Task goal:
Seek out every line containing the word "they", and copy each.

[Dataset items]
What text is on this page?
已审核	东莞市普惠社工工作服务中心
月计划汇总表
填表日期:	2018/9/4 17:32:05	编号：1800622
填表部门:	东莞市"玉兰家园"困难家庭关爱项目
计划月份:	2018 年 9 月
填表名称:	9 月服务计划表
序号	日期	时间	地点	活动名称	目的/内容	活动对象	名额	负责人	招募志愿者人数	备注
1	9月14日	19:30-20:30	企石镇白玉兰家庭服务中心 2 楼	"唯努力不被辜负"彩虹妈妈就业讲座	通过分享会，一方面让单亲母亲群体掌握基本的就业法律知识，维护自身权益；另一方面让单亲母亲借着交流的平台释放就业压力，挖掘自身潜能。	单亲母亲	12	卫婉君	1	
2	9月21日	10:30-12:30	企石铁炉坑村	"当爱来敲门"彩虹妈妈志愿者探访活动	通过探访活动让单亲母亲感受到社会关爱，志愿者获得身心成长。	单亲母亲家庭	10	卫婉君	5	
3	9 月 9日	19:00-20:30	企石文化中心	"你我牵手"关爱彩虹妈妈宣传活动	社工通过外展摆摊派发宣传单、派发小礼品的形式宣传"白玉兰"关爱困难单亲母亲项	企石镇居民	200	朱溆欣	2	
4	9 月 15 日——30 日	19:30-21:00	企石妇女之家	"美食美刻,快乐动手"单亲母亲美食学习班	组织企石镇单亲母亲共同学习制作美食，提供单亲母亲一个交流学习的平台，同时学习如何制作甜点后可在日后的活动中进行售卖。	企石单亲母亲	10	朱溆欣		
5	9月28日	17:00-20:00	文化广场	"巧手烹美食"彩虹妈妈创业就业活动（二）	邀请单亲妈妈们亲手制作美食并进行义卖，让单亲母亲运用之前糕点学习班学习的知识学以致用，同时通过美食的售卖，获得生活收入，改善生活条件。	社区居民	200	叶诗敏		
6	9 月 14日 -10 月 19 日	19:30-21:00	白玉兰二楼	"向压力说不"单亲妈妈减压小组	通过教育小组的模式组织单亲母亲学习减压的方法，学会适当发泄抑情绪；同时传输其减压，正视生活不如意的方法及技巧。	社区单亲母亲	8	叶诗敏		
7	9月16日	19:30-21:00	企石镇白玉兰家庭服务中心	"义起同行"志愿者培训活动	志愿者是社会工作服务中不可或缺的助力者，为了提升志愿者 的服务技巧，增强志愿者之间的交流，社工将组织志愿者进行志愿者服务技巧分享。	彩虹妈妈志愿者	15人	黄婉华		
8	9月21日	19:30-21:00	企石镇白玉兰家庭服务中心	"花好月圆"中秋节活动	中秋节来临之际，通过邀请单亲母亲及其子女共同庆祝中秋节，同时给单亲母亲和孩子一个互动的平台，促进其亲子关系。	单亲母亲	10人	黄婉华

...

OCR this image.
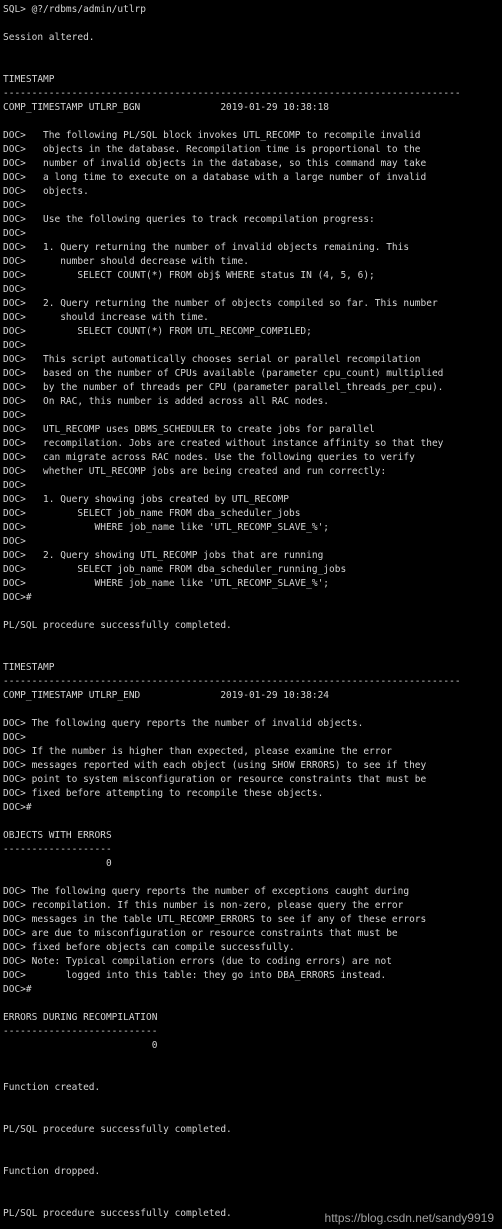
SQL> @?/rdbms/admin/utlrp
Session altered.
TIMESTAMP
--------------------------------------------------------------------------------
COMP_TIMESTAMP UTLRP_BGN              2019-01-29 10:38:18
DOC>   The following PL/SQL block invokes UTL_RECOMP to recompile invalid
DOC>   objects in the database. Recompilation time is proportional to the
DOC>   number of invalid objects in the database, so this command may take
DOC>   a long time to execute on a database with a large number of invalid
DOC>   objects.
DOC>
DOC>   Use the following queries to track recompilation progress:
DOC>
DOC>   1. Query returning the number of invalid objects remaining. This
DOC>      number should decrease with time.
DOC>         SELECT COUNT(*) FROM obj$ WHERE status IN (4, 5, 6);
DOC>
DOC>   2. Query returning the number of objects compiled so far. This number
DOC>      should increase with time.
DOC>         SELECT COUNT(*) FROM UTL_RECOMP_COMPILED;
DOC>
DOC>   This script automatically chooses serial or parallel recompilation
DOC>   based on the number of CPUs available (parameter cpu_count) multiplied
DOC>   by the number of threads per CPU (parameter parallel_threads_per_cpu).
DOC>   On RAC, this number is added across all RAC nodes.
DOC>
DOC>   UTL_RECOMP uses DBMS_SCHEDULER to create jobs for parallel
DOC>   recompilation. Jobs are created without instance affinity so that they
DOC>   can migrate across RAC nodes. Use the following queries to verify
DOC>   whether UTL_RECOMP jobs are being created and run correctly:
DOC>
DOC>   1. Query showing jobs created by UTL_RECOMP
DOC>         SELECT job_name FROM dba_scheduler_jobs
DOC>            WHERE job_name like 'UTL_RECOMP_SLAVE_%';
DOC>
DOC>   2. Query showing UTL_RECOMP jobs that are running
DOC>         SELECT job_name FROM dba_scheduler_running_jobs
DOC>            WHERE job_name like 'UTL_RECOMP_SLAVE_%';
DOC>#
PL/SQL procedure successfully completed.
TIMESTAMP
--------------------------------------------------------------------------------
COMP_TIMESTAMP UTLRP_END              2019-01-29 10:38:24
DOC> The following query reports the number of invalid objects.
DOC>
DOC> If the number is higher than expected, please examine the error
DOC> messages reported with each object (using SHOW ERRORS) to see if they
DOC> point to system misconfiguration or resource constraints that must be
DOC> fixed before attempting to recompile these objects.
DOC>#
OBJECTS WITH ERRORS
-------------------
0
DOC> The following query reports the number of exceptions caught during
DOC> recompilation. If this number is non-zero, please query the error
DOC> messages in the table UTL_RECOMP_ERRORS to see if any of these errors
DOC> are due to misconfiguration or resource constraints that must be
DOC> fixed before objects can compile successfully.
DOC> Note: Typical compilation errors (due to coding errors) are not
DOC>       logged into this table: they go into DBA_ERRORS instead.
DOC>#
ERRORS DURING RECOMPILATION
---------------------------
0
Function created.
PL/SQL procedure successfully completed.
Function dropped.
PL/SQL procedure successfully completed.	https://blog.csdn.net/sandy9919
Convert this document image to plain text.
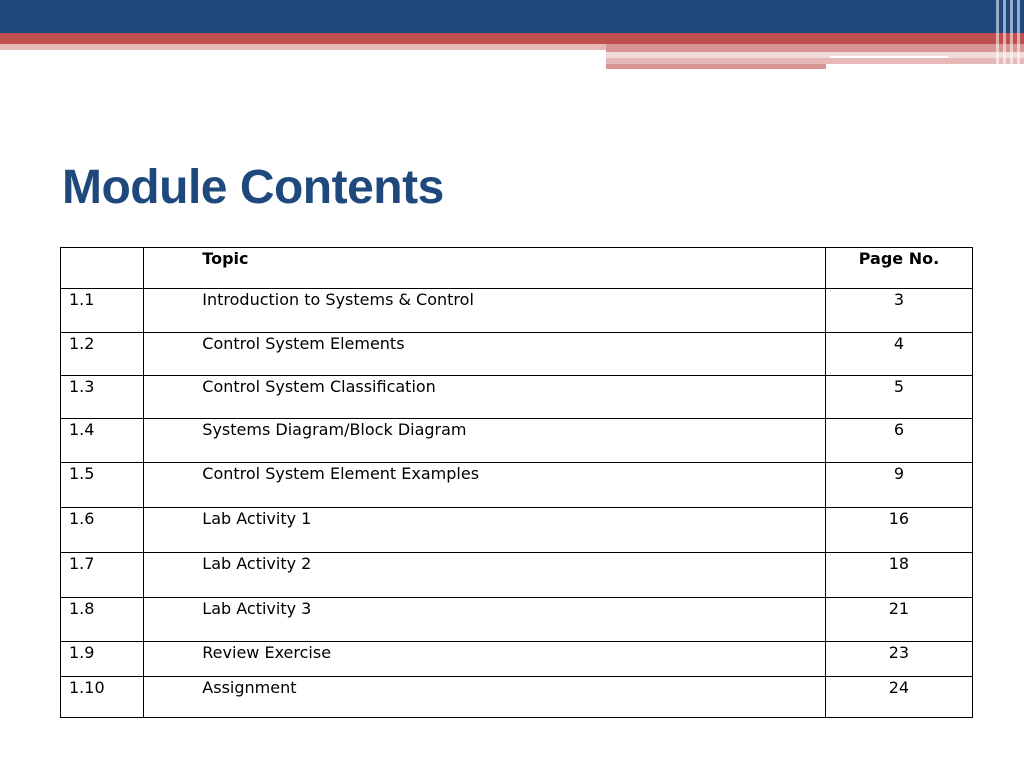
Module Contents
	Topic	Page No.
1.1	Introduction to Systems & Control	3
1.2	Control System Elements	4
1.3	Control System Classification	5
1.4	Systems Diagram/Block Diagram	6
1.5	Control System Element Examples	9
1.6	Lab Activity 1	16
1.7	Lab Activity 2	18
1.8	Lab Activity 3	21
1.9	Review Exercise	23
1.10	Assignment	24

Expected output:
DOC>   recompilation. Jobs are created without instance affinity so that they
DOC> messages reported with each object (using SHOW ERRORS) to see if they
DOC>       logged into this table: they go into DBA_ERRORS instead.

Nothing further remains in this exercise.